• WHAT IS ASKED: Copy out all of the material exactly as presented.

--- start of DATA PROVIDED ---

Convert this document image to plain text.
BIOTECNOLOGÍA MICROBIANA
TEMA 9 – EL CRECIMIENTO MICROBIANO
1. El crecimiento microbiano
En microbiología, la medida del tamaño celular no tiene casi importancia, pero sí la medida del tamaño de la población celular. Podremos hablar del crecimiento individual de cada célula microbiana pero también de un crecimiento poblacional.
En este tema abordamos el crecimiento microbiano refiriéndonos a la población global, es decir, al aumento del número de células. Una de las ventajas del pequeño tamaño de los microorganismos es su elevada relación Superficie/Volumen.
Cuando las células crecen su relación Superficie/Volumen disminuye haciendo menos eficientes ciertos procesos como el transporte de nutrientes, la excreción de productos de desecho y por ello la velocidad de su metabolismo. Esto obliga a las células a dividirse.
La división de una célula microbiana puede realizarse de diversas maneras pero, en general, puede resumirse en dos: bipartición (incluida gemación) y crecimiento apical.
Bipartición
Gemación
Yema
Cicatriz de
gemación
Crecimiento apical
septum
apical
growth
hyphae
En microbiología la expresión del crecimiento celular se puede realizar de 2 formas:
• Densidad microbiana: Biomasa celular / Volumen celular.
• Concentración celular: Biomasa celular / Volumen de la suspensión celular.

--- end of DATA PROVIDED ---

• TASK SOLUTION:
Convert this document image to plain text.
BIOTECNOLOGÍA MICROBIANA
TEMA 9 – EL CRECIMIENTO MICROBIANO
1. El crecimiento microbiano
En microbiología, la medida del tamaño celular no tiene casi importancia, pero sí la medida del tamaño de la población celular. Podremos hablar del crecimiento individual de cada célula microbiana pero también de un crecimiento poblacional.
En este tema abordamos el crecimiento microbiano refiriéndonos a la población global, es decir, al aumento del número de células. Una de las ventajas del pequeño tamaño de los microorganismos es su elevada relación Superficie/Volumen.
Cuando las células crecen su relación Superficie/Volumen disminuye haciendo menos eficientes ciertos procesos como el transporte de nutrientes, la excreción de productos de desecho y por ello la velocidad de su metabolismo. Esto obliga a las células a dividirse.
La división de una célula microbiana puede realizarse de diversas maneras pero, en general, puede resumirse en dos: bipartición (incluida gemación) y crecimiento apical.
Bipartición
Gemación
Yema
Cicatriz de
gemación
Crecimiento apical
septum
apical
growth
hyphae
En microbiología la expresión del crecimiento celular se puede realizar de 2 formas:
• Densidad microbiana: Biomasa celular / Volumen celular.
• Concentración celular: Biomasa celular / Volumen de la suspensión celular.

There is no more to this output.